++++ Data entries ++++

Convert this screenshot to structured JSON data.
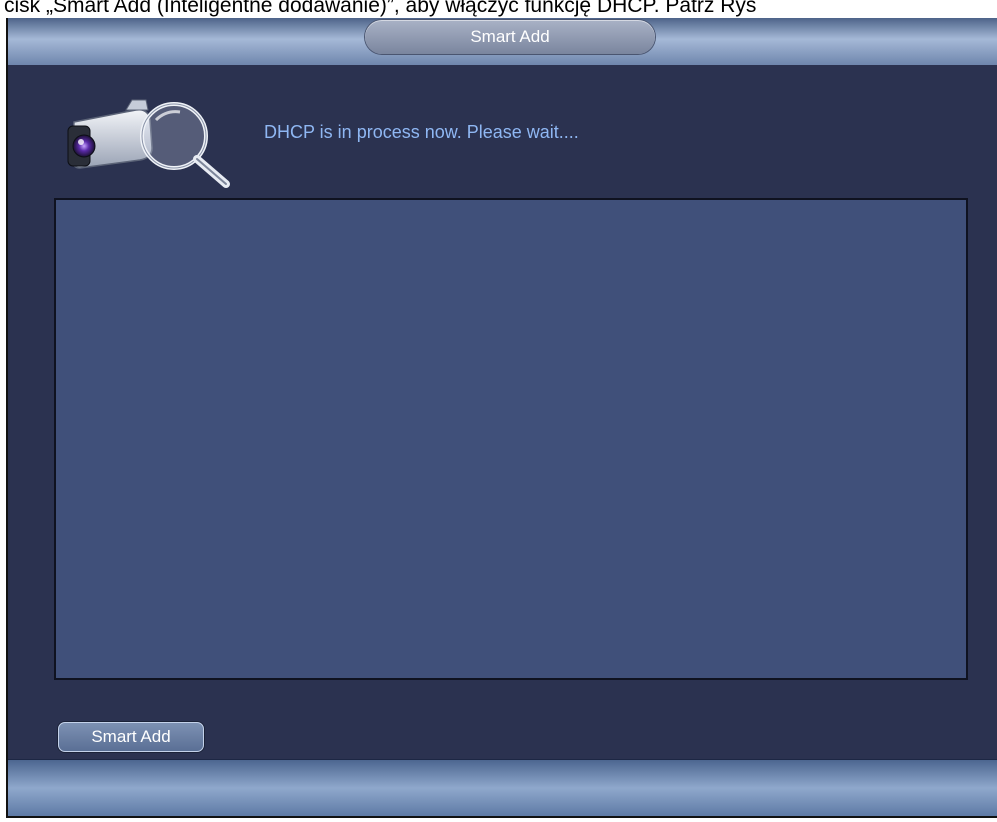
{
  "document": {
    "caption": "cisk „Smart Add (Inteligentne dodawanie)”, aby włączyć funkcję DHCP. Patrz Rys"
  },
  "window": {
    "title": "Smart Add"
  },
  "status": {
    "message": "DHCP is in process now. Please wait...."
  },
  "icons": {
    "header_icon": "camera-search-icon"
  },
  "buttons": {
    "smart_add_label": "Smart Add"
  },
  "colors": {
    "panel_background": "#2b3250",
    "list_background": "#40507a",
    "status_text": "#8fb7f3"
  }
}
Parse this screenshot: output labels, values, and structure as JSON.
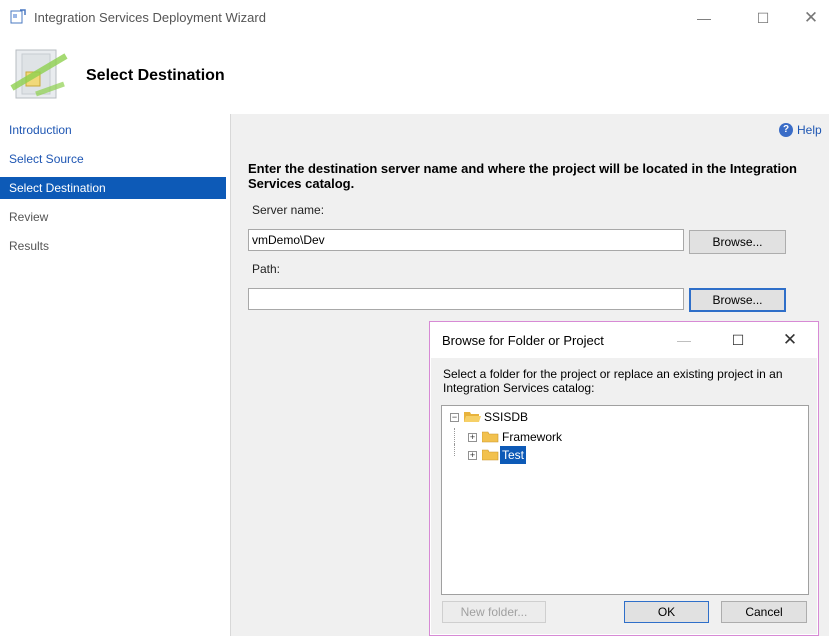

++++

**Task goal:** Retype each line of the listing above word for word. Exclude the pictures.

**The answer:**
Convert this screenshot to structured JSON data.
{
  "document": {
    "caption": "cisk „Smart Add (Inteligentne dodawanie)”, aby włączyć funkcję DHCP. Patrz Rys"
  },
  "window": {
    "title": "Smart Add"
  },
  "status": {
    "message": "DHCP is in process now. Please wait...."
  },
  "icons": {
    "header_icon": "camera-search-icon"
  },
  "buttons": {
    "smart_add_label": "Smart Add"
  },
  "colors": {
    "panel_background": "#2b3250",
    "list_background": "#40507a",
    "status_text": "#8fb7f3"
  }
}
Parse this screenshot: output labels, values, and structure as JSON.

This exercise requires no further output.